Challenge: The complete listing should be restated exactly.
>> BEGIN
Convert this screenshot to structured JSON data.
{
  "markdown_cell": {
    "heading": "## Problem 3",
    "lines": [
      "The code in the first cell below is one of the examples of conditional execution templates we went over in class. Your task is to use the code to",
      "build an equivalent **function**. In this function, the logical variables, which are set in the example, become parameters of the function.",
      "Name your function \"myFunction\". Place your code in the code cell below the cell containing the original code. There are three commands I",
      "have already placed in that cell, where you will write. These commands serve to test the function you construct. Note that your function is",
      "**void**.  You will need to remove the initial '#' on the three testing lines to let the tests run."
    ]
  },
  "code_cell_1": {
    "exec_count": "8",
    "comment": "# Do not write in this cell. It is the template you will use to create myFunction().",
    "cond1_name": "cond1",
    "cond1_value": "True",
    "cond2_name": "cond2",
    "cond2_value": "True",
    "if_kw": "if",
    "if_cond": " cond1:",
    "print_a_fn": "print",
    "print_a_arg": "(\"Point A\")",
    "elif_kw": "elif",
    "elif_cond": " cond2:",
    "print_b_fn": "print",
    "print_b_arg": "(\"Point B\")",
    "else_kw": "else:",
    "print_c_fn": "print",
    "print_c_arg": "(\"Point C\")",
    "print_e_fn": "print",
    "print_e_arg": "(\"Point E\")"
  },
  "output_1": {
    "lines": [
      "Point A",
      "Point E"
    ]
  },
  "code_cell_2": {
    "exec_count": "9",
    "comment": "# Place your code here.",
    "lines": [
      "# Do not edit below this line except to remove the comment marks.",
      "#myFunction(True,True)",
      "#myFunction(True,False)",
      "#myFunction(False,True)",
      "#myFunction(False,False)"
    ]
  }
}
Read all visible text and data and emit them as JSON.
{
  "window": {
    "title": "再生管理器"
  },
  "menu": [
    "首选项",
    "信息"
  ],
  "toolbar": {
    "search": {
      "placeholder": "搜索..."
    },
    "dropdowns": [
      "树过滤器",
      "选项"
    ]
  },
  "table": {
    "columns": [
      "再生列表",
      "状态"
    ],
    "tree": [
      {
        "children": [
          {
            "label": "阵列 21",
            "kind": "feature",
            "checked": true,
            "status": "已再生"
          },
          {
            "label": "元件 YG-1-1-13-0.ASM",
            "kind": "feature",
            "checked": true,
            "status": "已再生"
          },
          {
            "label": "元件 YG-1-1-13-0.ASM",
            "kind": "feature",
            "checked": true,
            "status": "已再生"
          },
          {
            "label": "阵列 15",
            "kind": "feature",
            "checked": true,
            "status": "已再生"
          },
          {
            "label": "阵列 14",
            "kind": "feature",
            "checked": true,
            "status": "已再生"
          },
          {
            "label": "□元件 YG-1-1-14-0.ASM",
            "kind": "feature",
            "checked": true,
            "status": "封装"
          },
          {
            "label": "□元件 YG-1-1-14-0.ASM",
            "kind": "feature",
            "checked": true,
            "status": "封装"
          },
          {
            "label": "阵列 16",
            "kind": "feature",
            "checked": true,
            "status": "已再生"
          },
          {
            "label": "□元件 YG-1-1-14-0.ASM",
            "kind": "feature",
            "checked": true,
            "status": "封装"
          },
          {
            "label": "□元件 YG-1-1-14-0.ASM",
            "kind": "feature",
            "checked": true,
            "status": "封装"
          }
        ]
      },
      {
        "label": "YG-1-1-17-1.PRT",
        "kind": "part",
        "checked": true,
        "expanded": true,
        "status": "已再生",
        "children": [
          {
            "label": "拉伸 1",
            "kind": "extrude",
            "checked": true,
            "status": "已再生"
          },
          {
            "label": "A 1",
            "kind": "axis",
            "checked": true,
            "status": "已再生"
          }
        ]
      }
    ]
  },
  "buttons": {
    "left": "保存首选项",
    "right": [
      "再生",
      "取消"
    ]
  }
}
>> END
Finished answer:
Convert this screenshot to structured JSON data.
{
  "markdown_cell": {
    "heading": "## Problem 3",
    "lines": [
      "The code in the first cell below is one of the examples of conditional execution templates we went over in class. Your task is to use the code to",
      "build an equivalent **function**. In this function, the logical variables, which are set in the example, become parameters of the function.",
      "Name your function \"myFunction\". Place your code in the code cell below the cell containing the original code. There are three commands I",
      "have already placed in that cell, where you will write. These commands serve to test the function you construct. Note that your function is",
      "**void**.  You will need to remove the initial '#' on the three testing lines to let the tests run."
    ]
  },
  "code_cell_1": {
    "exec_count": "8",
    "comment": "# Do not write in this cell. It is the template you will use to create myFunction().",
    "cond1_name": "cond1",
    "cond1_value": "True",
    "cond2_name": "cond2",
    "cond2_value": "True",
    "if_kw": "if",
    "if_cond": " cond1:",
    "print_a_fn": "print",
    "print_a_arg": "(\"Point A\")",
    "elif_kw": "elif",
    "elif_cond": " cond2:",
    "print_b_fn": "print",
    "print_b_arg": "(\"Point B\")",
    "else_kw": "else:",
    "print_c_fn": "print",
    "print_c_arg": "(\"Point C\")",
    "print_e_fn": "print",
    "print_e_arg": "(\"Point E\")"
  },
  "output_1": {
    "lines": [
      "Point A",
      "Point E"
    ]
  },
  "code_cell_2": {
    "exec_count": "9",
    "comment": "# Place your code here.",
    "lines": [
      "# Do not edit below this line except to remove the comment marks.",
      "#myFunction(True,True)",
      "#myFunction(True,False)",
      "#myFunction(False,True)",
      "#myFunction(False,False)"
    ]
  }
}
Read all visible text and data and emit them as JSON.
{
  "window": {
    "title": "再生管理器"
  },
  "menu": [
    "首选项",
    "信息"
  ],
  "toolbar": {
    "search": {
      "placeholder": "搜索..."
    },
    "dropdowns": [
      "树过滤器",
      "选项"
    ]
  },
  "table": {
    "columns": [
      "再生列表",
      "状态"
    ],
    "tree": [
      {
        "children": [
          {
            "label": "阵列 21",
            "kind": "feature",
            "checked": true,
            "status": "已再生"
          },
          {
            "label": "元件 YG-1-1-13-0.ASM",
            "kind": "feature",
            "checked": true,
            "status": "已再生"
          },
          {
            "label": "元件 YG-1-1-13-0.ASM",
            "kind": "feature",
            "checked": true,
            "status": "已再生"
          },
          {
            "label": "阵列 15",
            "kind": "feature",
            "checked": true,
            "status": "已再生"
          },
          {
            "label": "阵列 14",
            "kind": "feature",
            "checked": true,
            "status": "已再生"
          },
          {
            "label": "□元件 YG-1-1-14-0.ASM",
            "kind": "feature",
            "checked": true,
            "status": "封装"
          },
          {
            "label": "□元件 YG-1-1-14-0.ASM",
            "kind": "feature",
            "checked": true,
            "status": "封装"
          },
          {
            "label": "阵列 16",
            "kind": "feature",
            "checked": true,
            "status": "已再生"
          },
          {
            "label": "□元件 YG-1-1-14-0.ASM",
            "kind": "feature",
            "checked": true,
            "status": "封装"
          },
          {
            "label": "□元件 YG-1-1-14-0.ASM",
            "kind": "feature",
            "checked": true,
            "status": "封装"
          }
        ]
      },
      {
        "label": "YG-1-1-17-1.PRT",
        "kind": "part",
        "checked": true,
        "expanded": true,
        "status": "已再生",
        "children": [
          {
            "label": "拉伸 1",
            "kind": "extrude",
            "checked": true,
            "status": "已再生"
          },
          {
            "label": "A 1",
            "kind": "axis",
            "checked": true,
            "status": "已再生"
          }
        ]
      }
    ]
  },
  "buttons": {
    "left": "保存首选项",
    "right": [
      "再生",
      "取消"
    ]
  }
}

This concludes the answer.